Omit all images. Transcribe the rest of the material below exactly.

Entries from a dataset
[Start]

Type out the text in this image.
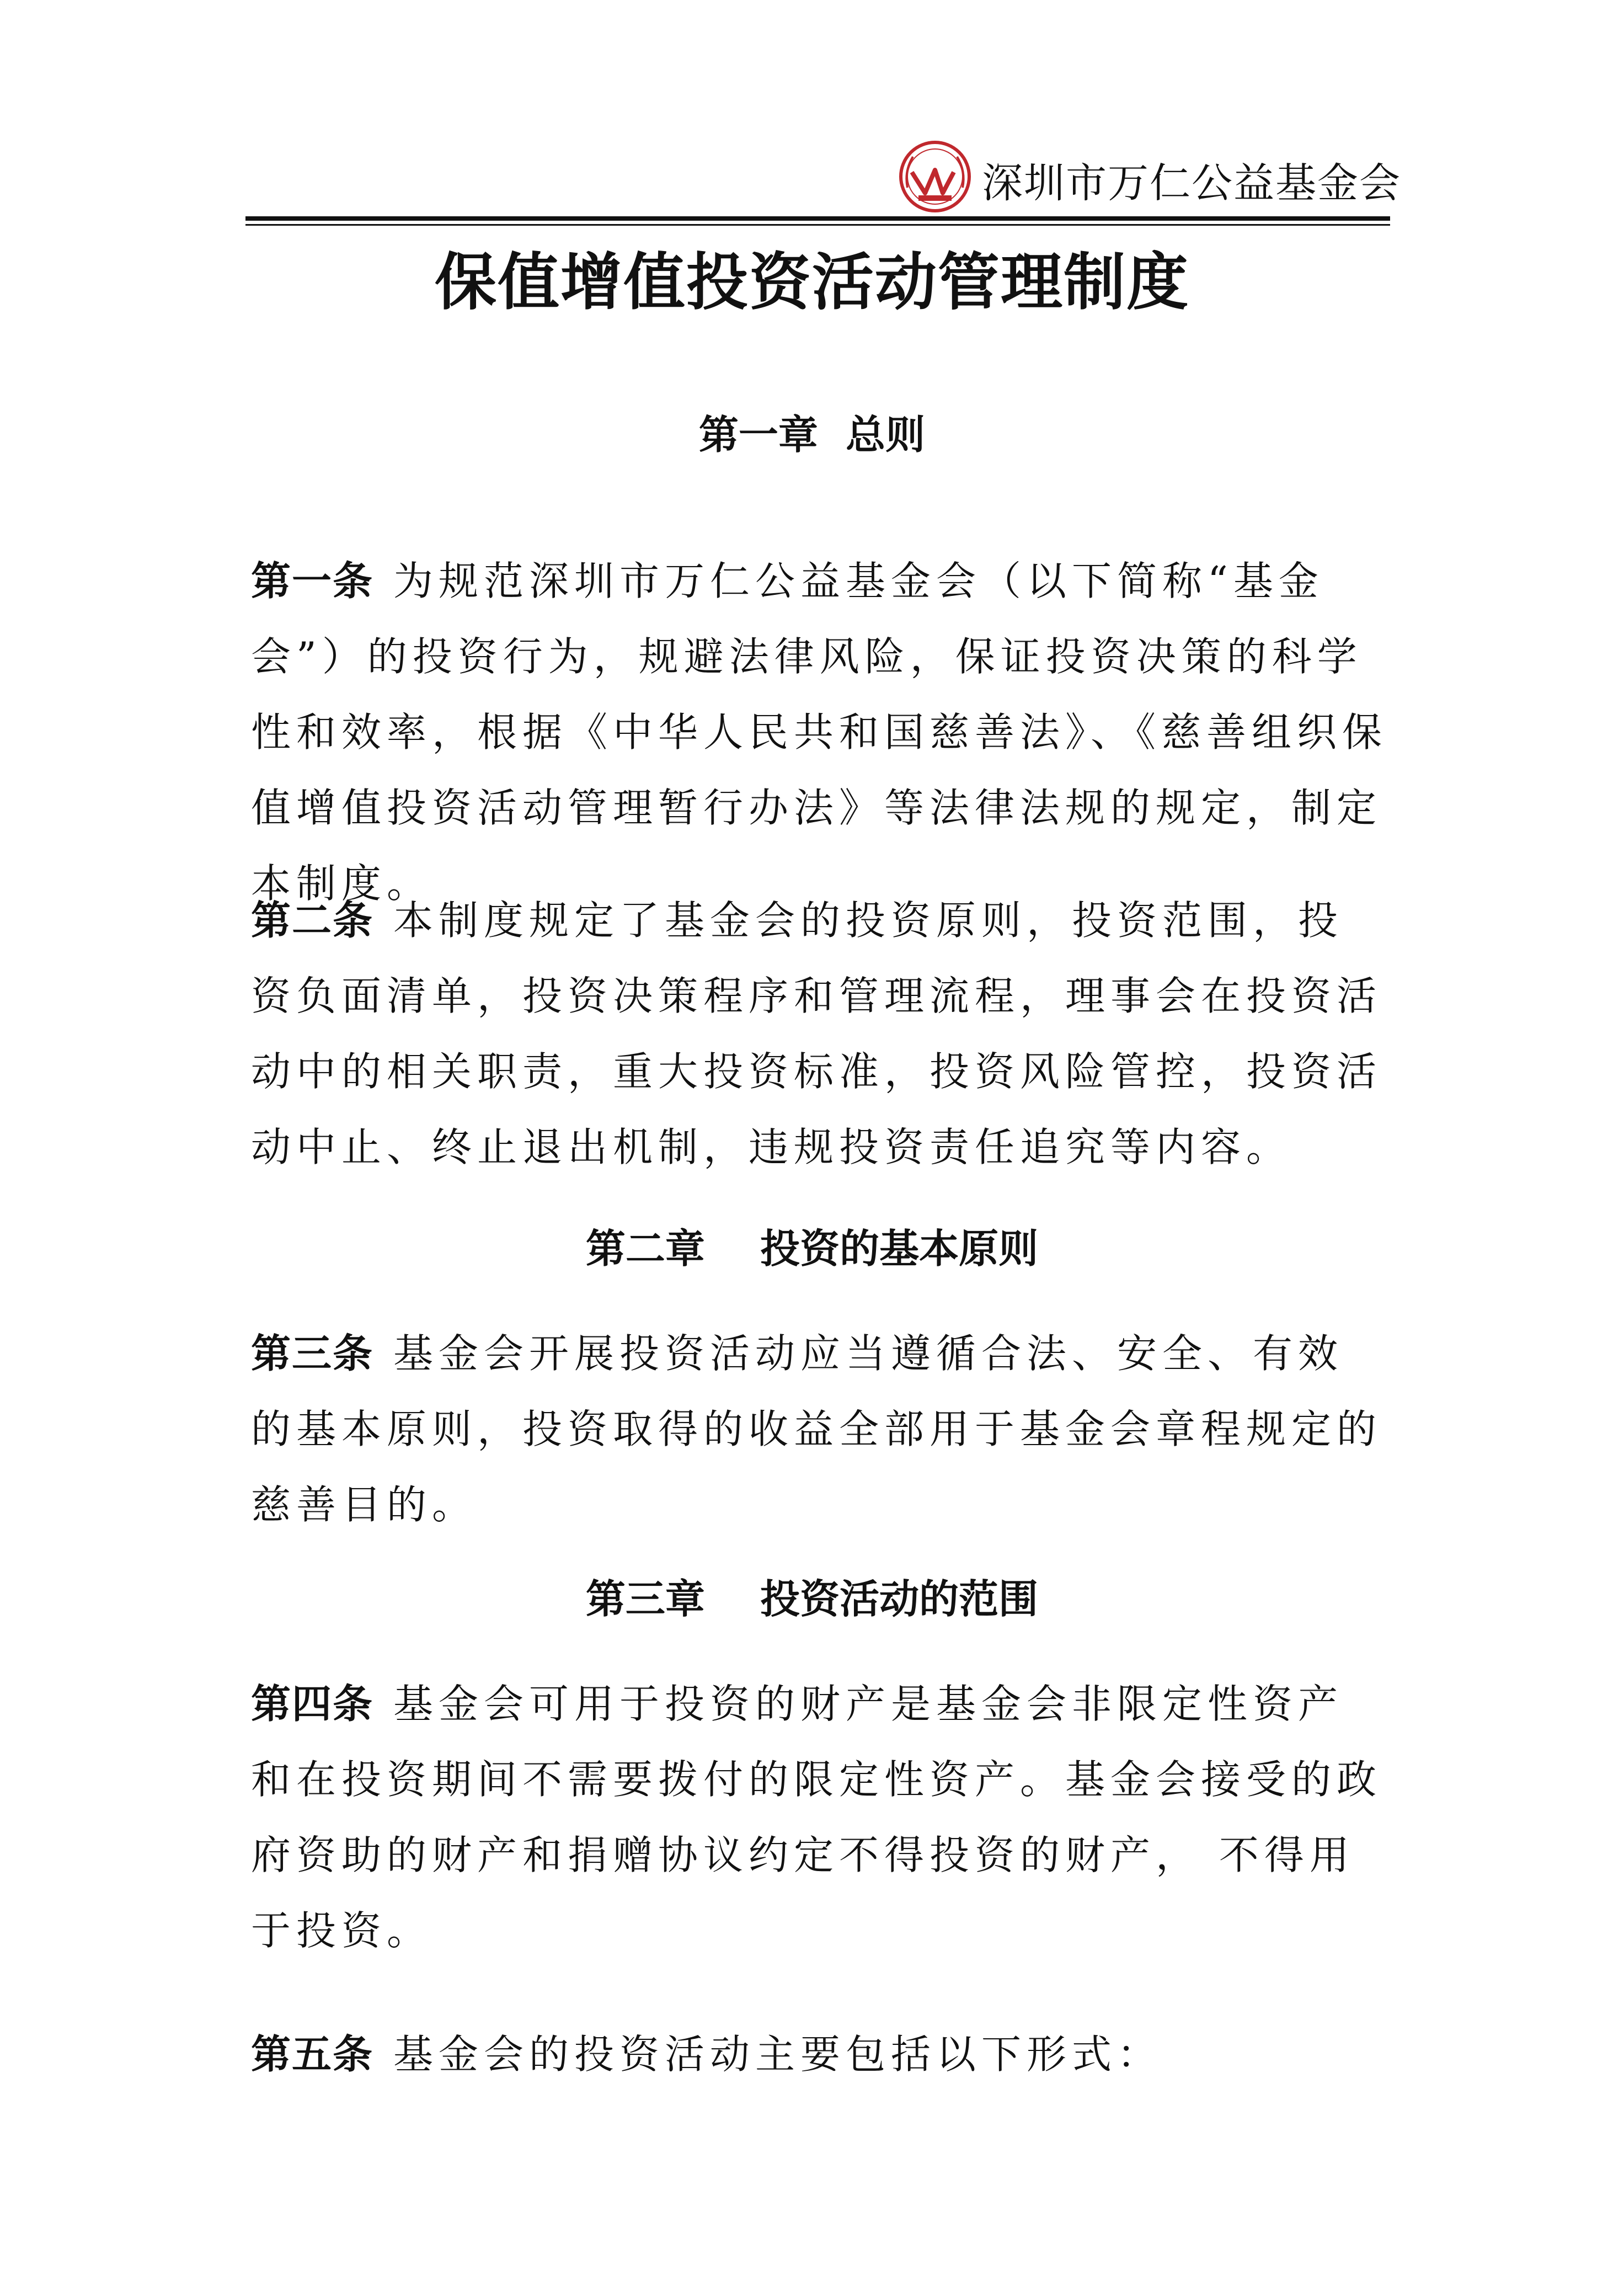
深圳市万仁公益基金会
保值增值投资活动管理制度
第一章  总则

第一条 为规范深圳市万仁公益基金会（以下简称“基金会”）的投资行为，规避法律风险，保证投资决策的科学性和效率，根据《中华人民共和国慈善法》、《慈善组织保值增值投资活动管理暂行办法》等法律法规的规定，制定本制度。

第二条 本制度规定了基金会的投资原则，投资范围，投资负面清单，投资决策程序和管理流程，理事会在投资活动中的相关职责，重大投资标准，投资风险管控，投资活动中止、终止退出机制，违规投资责任追究等内容。

第二章    投资的基本原则

第三条 基金会开展投资活动应当遵循合法、安全、有效的基本原则，投资取得的收益全部用于基金会章程规定的慈善目的。

第三章    投资活动的范围

第四条 基金会可用于投资的财产是基金会非限定性资产和在投资期间不需要拨付的限定性资产。基金会接受的政府资助的财产和捐赠协议约定不得投资的财产， 不得用于投资。

第五条 基金会的投资活动主要包括以下形式：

[End]

Response to this task
Type out the text in this image.
深圳市万仁公益基金会
保值增值投资活动管理制度
第一章  总则

第一条 为规范深圳市万仁公益基金会（以下简称“基金会”）的投资行为，规避法律风险，保证投资决策的科学性和效率，根据《中华人民共和国慈善法》、《慈善组织保值增值投资活动管理暂行办法》等法律法规的规定，制定本制度。

第二条 本制度规定了基金会的投资原则，投资范围，投资负面清单，投资决策程序和管理流程，理事会在投资活动中的相关职责，重大投资标准，投资风险管控，投资活动中止、终止退出机制，违规投资责任追究等内容。

第二章    投资的基本原则

第三条 基金会开展投资活动应当遵循合法、安全、有效的基本原则，投资取得的收益全部用于基金会章程规定的慈善目的。

第三章    投资活动的范围

第四条 基金会可用于投资的财产是基金会非限定性资产和在投资期间不需要拨付的限定性资产。基金会接受的政府资助的财产和捐赠协议约定不得投资的财产， 不得用于投资。

第五条 基金会的投资活动主要包括以下形式：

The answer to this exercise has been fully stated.